Begin Provided entries
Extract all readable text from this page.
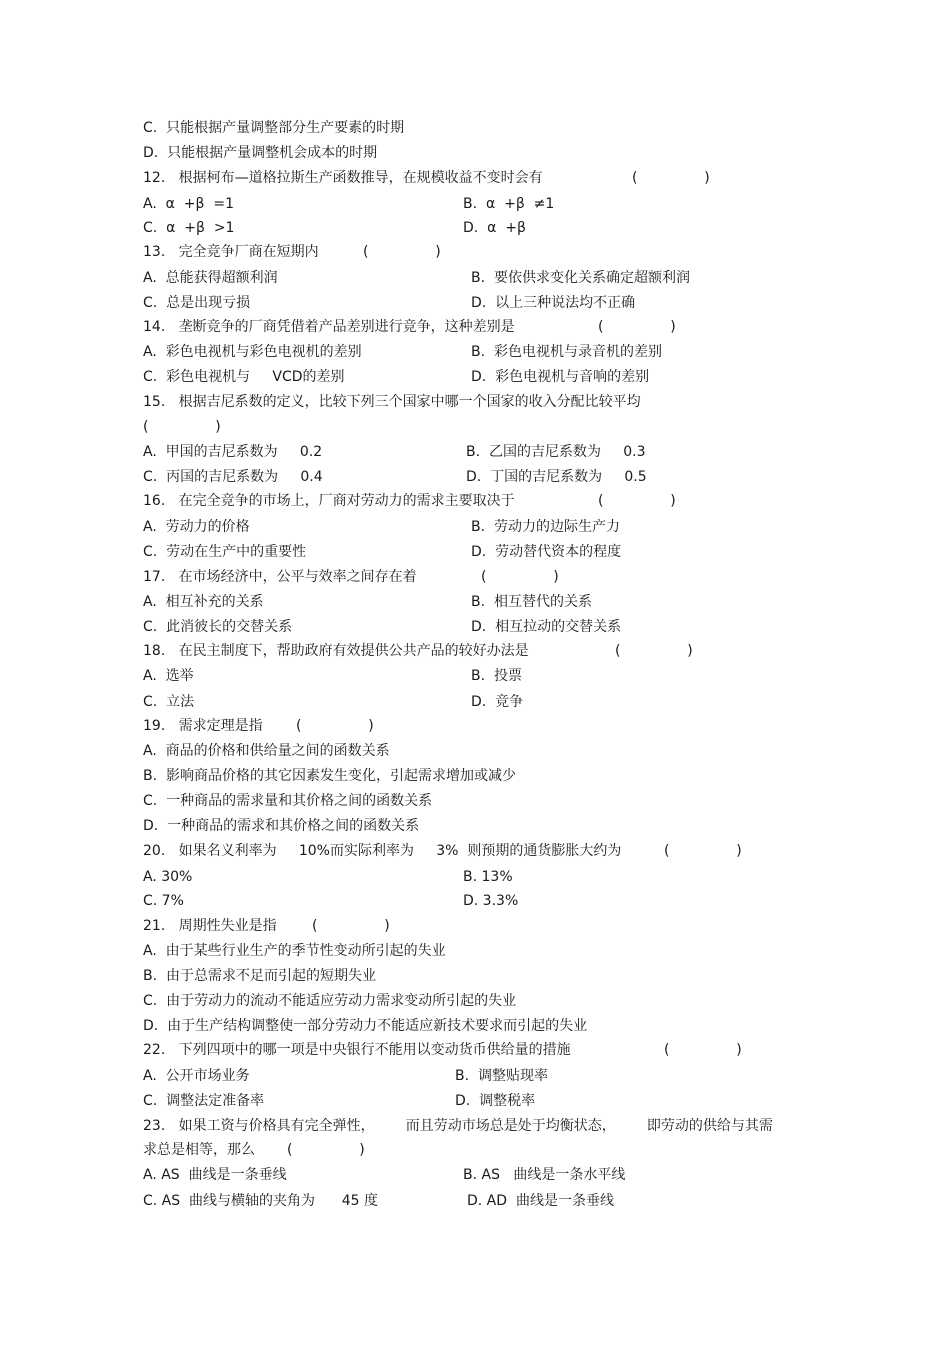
C.  只能根据产量调整部分生产要素的时期
D.  只能根据产量调整机会成本的时期
12.   根据柯布—道格拉斯生产函数推导，在规模收益不变时会有	(               )
A.  α  +β  =1	B.  α  +β  ≠1
C.  α  +β  >1	D.  α  +β
13.   完全竞争厂商在短期内	(               )
A.  总能获得超额利润	B.  要依供求变化关系确定超额利润
C.  总是出现亏损	D.  以上三种说法均不正确
14.   垄断竞争的厂商凭借着产品差别进行竞争，这种差别是	(               )
A.  彩色电视机与彩色电视机的差别	B.  彩色电视机与录音机的差别
C.  彩色电视机与     VCD的差别	D.  彩色电视机与音响的差别
15.   根据吉尼系数的定义，比较下列三个国家中哪一个国家的收入分配比较平均
(               )
A.  甲国的吉尼系数为     0.2	B.  乙国的吉尼系数为     0.3
C.  丙国的吉尼系数为     0.4	D.  丁国的吉尼系数为     0.5
16.   在完全竞争的市场上，厂商对劳动力的需求主要取决于	(               )
A.  劳动力的价格	B.  劳动力的边际生产力
C.  劳动在生产中的重要性	D.  劳动替代资本的程度
17.   在市场经济中，公平与效率之间存在着	(               )
A.  相互补充的关系	B.  相互替代的关系
C.  此消彼长的交替关系	D.  相互拉动的交替关系
18.   在民主制度下，帮助政府有效提供公共产品的较好办法是	(               )
A.  选举	B.  投票
C.  立法	D.  竞争
19.   需求定理是指 (               )
A.  商品的价格和供给量之间的函数关系
B.  影响商品价格的其它因素发生变化，引起需求增加或减少
C.  一种商品的需求量和其价格之间的函数关系
D.  一种商品的需求和其价格之间的函数关系
20.   如果名义利率为     10%而实际利率为     3%  则预期的通货膨胀大约为	(               )
A. 30%	B. 13%
C. 7%	D. 3.3%
21.   周期性失业是指	(               )
A.  由于某些行业生产的季节性变动所引起的失业
B.  由于总需求不足而引起的短期失业
C.  由于劳动力的流动不能适应劳动力需求变动所引起的失业
D.  由于生产结构调整使一部分劳动力不能适应新技术要求而引起的失业
22.   下列四项中的哪一项是中央银行不能用以变动货币供给量的措施	(               )
A.  公开市场业务	B.  调整贴现率
C.  调整法定准备率	D.  调整税率
23.   如果工资与价格具有完全弹性，       而且劳动市场总是处于均衡状态，       即劳动的供给与其需
求总是相等，那么 (               )
A. AS  曲线是一条垂线	B. AS   曲线是一条水平线
C. AS  曲线与横轴的夹角为      45 度	D. AD  曲线是一条垂线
End Provided entries
Reproduce every entry exactly, but omit each picture.

* **Solution for this task**
Extract all readable text from this page.
C.  只能根据产量调整部分生产要素的时期
D.  只能根据产量调整机会成本的时期
12.   根据柯布—道格拉斯生产函数推导，在规模收益不变时会有	(               )
A.  α  +β  =1	B.  α  +β  ≠1
C.  α  +β  >1	D.  α  +β
13.   完全竞争厂商在短期内	(               )
A.  总能获得超额利润	B.  要依供求变化关系确定超额利润
C.  总是出现亏损	D.  以上三种说法均不正确
14.   垄断竞争的厂商凭借着产品差别进行竞争，这种差别是	(               )
A.  彩色电视机与彩色电视机的差别	B.  彩色电视机与录音机的差别
C.  彩色电视机与     VCD的差别	D.  彩色电视机与音响的差别
15.   根据吉尼系数的定义，比较下列三个国家中哪一个国家的收入分配比较平均
(               )
A.  甲国的吉尼系数为     0.2	B.  乙国的吉尼系数为     0.3
C.  丙国的吉尼系数为     0.4	D.  丁国的吉尼系数为     0.5
16.   在完全竞争的市场上，厂商对劳动力的需求主要取决于	(               )
A.  劳动力的价格	B.  劳动力的边际生产力
C.  劳动在生产中的重要性	D.  劳动替代资本的程度
17.   在市场经济中，公平与效率之间存在着	(               )
A.  相互补充的关系	B.  相互替代的关系
C.  此消彼长的交替关系	D.  相互拉动的交替关系
18.   在民主制度下，帮助政府有效提供公共产品的较好办法是	(               )
A.  选举	B.  投票
C.  立法	D.  竞争
19.   需求定理是指 (               )
A.  商品的价格和供给量之间的函数关系
B.  影响商品价格的其它因素发生变化，引起需求增加或减少
C.  一种商品的需求量和其价格之间的函数关系
D.  一种商品的需求和其价格之间的函数关系
20.   如果名义利率为     10%而实际利率为     3%  则预期的通货膨胀大约为	(               )
A. 30%	B. 13%
C. 7%	D. 3.3%
21.   周期性失业是指	(               )
A.  由于某些行业生产的季节性变动所引起的失业
B.  由于总需求不足而引起的短期失业
C.  由于劳动力的流动不能适应劳动力需求变动所引起的失业
D.  由于生产结构调整使一部分劳动力不能适应新技术要求而引起的失业
22.   下列四项中的哪一项是中央银行不能用以变动货币供给量的措施	(               )
A.  公开市场业务	B.  调整贴现率
C.  调整法定准备率	D.  调整税率
23.   如果工资与价格具有完全弹性，       而且劳动市场总是处于均衡状态，       即劳动的供给与其需
求总是相等，那么 (               )
A. AS  曲线是一条垂线	B. AS   曲线是一条水平线
C. AS  曲线与横轴的夹角为      45 度	D. AD  曲线是一条垂线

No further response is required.